— begin SOURCE EXTRACT —

"If You Don't Trust People You Know, It's Over."

On an NYU aid and development studies blog, this video of NYU Professor Leonard Wantchekon talking about a cultural challenge to development in the country where he grew up, Benin. As regular BB readers are probably sick of me mentioning in blog posts by now, I spent the last few weeks traveling and shooting video in that West African country.

So, in this clip from "What Would the Poor Say: Debates in Aid Evaluation," a recent conference held by NYU's Development Research Institute, Wantchekon talks about the lack of interpersonal trust within a community as a major challenge to economic development.

Communities in Benin where he has seen this phenomenon manifest most, he says, are the same communities where the highest amount of slave exportation took place from the 1600s to the 1900s -- villages and towns in the southern part of the country, where the huge slave ports once stood, and where massive numbers of (basically) war captives were sold into bondage. Wantchekon documents all of this in a research paper he co-authored with Nathan Nunn.

I realize the point in this video is to help aid workers think about how to quantify, define, and deal with this factor in development programs in Africa. But as I watched, I kept thinking about what this means in my own personal community back here in the US (and around the internet). How I and my friends and colleagues are, in many ways, really "banking" on that trust with each other to come up with creative ways to survive the economic crisis.

— end SOURCE EXTRACT —
— begin RECORD EXCERPTS —

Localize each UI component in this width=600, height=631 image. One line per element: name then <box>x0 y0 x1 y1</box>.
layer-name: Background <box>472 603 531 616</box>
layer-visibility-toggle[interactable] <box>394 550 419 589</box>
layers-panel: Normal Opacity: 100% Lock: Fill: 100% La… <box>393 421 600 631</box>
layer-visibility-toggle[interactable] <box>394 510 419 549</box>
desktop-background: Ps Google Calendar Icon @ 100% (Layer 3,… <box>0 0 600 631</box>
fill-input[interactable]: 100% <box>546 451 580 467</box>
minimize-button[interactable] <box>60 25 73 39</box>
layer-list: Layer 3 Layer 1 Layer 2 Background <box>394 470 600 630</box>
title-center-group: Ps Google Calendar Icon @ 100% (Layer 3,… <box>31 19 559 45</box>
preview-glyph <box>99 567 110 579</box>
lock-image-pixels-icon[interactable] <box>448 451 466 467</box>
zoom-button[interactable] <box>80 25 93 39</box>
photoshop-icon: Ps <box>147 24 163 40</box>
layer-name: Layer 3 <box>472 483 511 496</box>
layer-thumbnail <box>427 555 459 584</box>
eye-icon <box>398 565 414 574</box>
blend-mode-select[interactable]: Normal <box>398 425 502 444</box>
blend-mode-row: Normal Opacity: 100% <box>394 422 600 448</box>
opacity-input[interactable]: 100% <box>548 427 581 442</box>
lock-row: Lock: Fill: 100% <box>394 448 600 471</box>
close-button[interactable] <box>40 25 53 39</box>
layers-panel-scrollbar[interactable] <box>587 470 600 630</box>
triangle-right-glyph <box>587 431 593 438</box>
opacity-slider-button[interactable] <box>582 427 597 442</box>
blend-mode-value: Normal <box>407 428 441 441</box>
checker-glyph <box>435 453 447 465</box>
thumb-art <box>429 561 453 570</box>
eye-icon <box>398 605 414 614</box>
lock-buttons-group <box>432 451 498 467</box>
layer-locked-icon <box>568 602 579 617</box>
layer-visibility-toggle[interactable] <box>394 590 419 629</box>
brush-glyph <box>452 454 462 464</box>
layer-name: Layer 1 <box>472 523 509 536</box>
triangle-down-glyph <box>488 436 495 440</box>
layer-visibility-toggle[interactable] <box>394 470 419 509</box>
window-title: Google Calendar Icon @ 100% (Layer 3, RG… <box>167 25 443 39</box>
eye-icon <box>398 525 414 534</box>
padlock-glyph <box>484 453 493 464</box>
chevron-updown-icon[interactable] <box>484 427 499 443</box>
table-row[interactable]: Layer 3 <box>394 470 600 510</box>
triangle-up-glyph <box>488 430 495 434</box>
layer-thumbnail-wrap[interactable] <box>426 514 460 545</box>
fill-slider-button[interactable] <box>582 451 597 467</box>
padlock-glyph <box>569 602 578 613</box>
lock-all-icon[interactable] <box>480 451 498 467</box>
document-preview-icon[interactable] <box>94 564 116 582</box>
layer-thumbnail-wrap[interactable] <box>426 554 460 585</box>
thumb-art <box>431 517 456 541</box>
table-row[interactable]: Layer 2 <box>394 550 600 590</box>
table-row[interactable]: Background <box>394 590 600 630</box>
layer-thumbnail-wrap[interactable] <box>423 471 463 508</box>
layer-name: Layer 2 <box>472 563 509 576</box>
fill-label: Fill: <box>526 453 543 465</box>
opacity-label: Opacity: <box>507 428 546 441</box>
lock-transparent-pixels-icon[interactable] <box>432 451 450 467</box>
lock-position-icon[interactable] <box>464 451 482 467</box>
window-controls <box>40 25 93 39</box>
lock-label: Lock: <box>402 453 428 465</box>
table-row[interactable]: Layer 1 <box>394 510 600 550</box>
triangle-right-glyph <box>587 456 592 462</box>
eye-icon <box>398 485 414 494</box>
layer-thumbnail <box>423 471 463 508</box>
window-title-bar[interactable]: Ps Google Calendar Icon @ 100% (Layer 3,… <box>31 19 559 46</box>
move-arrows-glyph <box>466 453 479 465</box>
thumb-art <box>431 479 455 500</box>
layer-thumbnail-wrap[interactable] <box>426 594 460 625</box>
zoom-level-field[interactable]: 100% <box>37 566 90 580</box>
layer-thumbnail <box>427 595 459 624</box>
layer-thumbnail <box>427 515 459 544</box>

— end RECORD EXCERPTS —

→ **WHAT YOU WILL DO**
[1] Answer these questions about the blog post on trust in Benin:
(a) Which conference is the clip of Wantchekon taken from, and which institute held it?
(b) According to Wantchekon, where in Benin does the lack of trust show up most?
(c) With whom did Wantchekon co-author the research paper?
[2] Write a continuation of the blog post on trust in Benin, starting after its last sentence.
The entries are not needed for any of this work.

→ **TASK-BY-TASK OUTPUTS**
[1]
(a) The clip is from "What Would the Poor Say: Debates in Aid Evaluation," a conference held by NYU's Development Research Institute.
(b) It shows up most in the communities where the most slave exportation took place from the 1600s to the 1900s: villages and towns in the southern part of the country, where the huge slave ports once stood.
(c) He co-authored it with Nathan Nunn.

[2]
Video: "If You Don't Trust People You Know, It's Over."

You should also watch another clip by Wantchekon at this conference about the "Real Costs of Funerals in Benin." Might sound tedious and weird but it's (at least to me) fascinating. According to Wantchekon, some 30% of the monthly income of many middle-class families in Benin is spent on funerals!

(NYU Aid Watch blog, Thanks, Hugo von Tilborg!)


  1. Xeni:
    I cannot speak for anybody else, but I think your posts on Benin are beautiful and insightful. They are exactly what I like: A window to alien realities and odd social mores, a tale of cultural fusion that has remained out of the mainstream, but that is starting to emerge.

    How will it blend with our global society?
    What memes are there for my own personal culture?
    How do my opinions have to change according to what you tell us? How does Benin proves right and wrong?

    I cannot travel, but I can try to read and understand.

    Thank you, Xeni. It is refreshing to see that people in weird places count.

  2. Community is about the only way for people to survive. All those angry white male stockpile survivalists ought to remember that fact. We could, here in the US, easily end up like some poor, chaotic African nation if give up on our shared responsibilities.

  3. @URSHREW:

    Aggregate outcomes for high trust communities are better than those for low trust ones, or noncommunities; but there are, unfortunately, plenty of circumstances where starkly antisocial means are quite advantageous in individual cases.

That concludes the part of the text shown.